▸ **TEXTO DO DOCUMENTO**
|---|

N o plano de direitos autorais, a tarefa de realização obje­tiva desses direitos vem sendo empreendida no Brasil pelo Conselho Nacional de Direito Autoral — ao qual temos a honra de pertencer — após a sua reestruturação, que se operou em fins de 1979 (Dec. 84.252, de 28-11-79), tendo sido já concretizadas diversas medidas de aperfeiçoamento e ora em plena execução.

Oxalá, pois, providências nesse sentido sejam tomadas em todos os países, especialmente aqueles em desenvolvimento — pelas entidades estatais e privadas relacionadas com a matéria — para que se alcancem os objetivos expostos, em prol de toda a comunidade!.

18. Síntese conclusiva

Na busca de recursos para os seus programas — cada vez mais avolumados — o Estado moderno valhe-se principalmente de tributos, dentre os quais assume enorme importância o imposto sobre a renda.

Dentre as matérias tributadas, encontram-se os direitos de autor — de criadores de obras intelectuais — que vêm adquirindo extraordinária posição no contexto atual, em face do progresso das comunicações.

|---|

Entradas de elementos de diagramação
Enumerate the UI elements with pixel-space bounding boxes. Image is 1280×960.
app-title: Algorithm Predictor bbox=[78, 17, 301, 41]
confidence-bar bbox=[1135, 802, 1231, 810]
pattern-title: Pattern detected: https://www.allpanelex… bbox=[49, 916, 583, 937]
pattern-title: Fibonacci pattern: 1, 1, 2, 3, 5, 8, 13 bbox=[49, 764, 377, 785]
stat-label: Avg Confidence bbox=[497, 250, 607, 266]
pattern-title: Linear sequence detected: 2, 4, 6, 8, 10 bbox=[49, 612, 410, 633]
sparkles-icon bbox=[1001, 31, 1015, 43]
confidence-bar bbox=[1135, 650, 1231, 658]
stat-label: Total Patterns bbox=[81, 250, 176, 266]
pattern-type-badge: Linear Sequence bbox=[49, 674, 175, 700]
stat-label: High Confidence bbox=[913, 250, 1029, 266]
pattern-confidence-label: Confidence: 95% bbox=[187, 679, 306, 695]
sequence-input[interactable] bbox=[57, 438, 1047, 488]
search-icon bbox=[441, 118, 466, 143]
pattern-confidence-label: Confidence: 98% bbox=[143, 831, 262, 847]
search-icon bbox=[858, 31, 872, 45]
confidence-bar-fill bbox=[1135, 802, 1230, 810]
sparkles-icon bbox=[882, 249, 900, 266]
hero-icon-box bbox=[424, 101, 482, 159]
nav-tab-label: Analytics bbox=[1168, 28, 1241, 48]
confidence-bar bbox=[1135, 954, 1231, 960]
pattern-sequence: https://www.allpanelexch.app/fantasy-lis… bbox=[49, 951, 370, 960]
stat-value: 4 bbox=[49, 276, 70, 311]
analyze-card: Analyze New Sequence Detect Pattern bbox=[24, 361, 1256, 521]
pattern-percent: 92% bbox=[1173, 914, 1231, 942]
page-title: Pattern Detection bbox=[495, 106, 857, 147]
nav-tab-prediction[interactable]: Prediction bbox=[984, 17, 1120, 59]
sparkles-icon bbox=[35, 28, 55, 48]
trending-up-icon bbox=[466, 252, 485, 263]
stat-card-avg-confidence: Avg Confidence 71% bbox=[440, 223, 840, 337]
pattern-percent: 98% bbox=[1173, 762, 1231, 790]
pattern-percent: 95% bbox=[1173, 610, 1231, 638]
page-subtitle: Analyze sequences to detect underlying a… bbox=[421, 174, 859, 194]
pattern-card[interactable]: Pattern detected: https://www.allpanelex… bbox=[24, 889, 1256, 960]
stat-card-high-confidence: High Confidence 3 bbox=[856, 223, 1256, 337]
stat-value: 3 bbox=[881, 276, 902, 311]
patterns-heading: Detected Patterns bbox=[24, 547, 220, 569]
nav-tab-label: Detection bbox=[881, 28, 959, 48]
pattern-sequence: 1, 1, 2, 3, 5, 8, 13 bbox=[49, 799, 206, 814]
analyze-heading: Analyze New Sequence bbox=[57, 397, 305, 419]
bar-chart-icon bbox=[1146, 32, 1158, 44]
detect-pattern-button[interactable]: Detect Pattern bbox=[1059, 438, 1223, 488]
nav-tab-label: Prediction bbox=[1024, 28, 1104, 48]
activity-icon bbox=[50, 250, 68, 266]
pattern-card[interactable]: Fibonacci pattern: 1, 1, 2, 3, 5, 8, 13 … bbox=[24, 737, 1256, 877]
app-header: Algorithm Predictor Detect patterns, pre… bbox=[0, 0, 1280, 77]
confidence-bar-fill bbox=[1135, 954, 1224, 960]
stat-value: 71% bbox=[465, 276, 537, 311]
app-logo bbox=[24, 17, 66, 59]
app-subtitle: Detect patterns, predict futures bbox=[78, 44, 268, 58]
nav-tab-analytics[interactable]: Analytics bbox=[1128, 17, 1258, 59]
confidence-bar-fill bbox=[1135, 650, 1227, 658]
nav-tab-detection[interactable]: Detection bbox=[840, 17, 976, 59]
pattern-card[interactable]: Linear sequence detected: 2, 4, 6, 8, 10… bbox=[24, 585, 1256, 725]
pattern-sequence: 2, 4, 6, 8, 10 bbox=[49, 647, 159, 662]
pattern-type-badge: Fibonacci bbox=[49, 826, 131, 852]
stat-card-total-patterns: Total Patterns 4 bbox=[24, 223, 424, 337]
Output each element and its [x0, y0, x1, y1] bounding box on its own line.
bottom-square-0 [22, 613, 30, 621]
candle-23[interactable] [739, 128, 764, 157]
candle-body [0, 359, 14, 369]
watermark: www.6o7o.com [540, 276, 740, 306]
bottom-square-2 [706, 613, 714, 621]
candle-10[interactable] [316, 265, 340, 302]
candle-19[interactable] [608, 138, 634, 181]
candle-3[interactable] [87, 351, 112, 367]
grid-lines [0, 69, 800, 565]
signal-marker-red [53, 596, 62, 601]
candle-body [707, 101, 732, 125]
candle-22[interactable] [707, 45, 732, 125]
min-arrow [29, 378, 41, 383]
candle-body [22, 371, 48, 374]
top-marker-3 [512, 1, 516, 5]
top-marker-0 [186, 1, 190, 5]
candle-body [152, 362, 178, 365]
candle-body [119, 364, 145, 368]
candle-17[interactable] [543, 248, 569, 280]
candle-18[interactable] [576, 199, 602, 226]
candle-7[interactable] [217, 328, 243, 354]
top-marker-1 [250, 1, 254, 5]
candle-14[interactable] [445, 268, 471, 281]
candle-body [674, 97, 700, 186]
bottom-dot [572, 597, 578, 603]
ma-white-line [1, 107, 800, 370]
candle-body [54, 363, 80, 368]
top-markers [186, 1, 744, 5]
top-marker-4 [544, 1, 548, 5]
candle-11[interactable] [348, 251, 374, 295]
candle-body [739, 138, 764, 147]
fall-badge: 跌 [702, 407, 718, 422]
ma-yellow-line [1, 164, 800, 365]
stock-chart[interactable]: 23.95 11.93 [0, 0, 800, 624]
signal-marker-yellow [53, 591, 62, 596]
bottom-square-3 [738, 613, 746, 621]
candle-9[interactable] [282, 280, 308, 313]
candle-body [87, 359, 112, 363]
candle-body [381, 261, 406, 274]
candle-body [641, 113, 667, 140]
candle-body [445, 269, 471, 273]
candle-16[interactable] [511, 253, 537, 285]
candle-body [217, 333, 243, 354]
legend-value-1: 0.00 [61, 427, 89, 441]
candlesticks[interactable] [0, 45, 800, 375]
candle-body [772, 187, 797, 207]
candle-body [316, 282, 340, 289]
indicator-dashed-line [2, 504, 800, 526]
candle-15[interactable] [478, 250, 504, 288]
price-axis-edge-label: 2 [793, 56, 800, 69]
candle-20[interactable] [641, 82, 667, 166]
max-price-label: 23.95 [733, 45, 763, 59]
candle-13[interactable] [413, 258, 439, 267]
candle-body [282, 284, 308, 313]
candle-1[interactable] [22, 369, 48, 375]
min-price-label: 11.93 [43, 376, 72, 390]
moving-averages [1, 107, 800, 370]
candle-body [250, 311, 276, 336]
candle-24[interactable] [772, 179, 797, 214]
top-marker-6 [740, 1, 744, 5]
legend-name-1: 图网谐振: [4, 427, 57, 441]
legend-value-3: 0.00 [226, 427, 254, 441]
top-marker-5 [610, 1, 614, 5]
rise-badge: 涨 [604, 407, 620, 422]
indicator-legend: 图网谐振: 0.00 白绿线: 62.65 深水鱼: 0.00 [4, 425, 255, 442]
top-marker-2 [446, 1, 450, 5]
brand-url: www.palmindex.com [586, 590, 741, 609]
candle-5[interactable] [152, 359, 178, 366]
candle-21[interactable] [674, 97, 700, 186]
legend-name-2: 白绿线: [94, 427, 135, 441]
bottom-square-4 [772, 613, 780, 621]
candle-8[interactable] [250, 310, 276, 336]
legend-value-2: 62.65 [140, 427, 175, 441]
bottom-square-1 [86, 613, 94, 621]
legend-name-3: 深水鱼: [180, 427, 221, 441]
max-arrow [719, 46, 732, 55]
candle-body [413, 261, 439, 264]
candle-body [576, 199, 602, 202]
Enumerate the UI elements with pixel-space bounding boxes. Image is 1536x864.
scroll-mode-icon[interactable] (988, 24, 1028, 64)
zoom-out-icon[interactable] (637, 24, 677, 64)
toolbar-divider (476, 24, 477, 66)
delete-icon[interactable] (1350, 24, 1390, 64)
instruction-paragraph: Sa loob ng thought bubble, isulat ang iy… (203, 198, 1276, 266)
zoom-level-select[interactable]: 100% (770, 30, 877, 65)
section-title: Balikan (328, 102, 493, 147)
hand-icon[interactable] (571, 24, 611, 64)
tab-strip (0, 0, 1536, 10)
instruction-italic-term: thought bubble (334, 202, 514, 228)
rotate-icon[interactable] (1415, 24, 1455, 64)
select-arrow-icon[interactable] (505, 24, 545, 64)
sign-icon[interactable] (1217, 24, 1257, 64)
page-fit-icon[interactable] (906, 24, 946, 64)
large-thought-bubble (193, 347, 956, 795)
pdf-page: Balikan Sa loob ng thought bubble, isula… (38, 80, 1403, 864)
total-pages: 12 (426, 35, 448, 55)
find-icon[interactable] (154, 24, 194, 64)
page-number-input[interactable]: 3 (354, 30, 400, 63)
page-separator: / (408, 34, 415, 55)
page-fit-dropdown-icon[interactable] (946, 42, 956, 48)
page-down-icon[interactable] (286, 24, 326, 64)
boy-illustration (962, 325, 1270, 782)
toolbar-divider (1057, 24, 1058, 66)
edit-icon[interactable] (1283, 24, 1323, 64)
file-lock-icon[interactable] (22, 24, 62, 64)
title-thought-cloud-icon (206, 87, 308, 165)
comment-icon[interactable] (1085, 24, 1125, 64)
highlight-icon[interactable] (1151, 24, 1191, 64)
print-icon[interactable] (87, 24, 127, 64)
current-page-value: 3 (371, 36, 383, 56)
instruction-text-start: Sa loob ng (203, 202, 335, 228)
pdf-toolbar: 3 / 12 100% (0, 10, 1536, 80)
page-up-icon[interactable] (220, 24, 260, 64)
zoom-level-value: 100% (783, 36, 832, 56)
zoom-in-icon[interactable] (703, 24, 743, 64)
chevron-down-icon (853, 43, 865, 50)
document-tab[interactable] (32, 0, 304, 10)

|---|

▸ **EXERCÍCIO**
Prossiga o texto sobre a tributação dos direitos de autor a partir da última frase apresentada.

▸ **RESPOSTA**
Mas, face a deficiências existentes na regulamentação e na sistemática de cobrança, ainda não representam esses direitos papel de destaque na arrecadação tributária geral, inobstante possam constituir-se em importantes fontes de receitas, por suas potencialidades.

Para isso, mister se faz sejam tomadas providências, a nível público e privado, para o pleno implemento desses direitos na prática, por meio do aperfeiçoamento de sua regulação e também pelo aprimoramento de seus sistemas de cobrança.

Com isso se estará, a par de outros pontos positivos, contri­buindo para o desenvolvimento da nação e para o próprio bem da coletividade em geral!.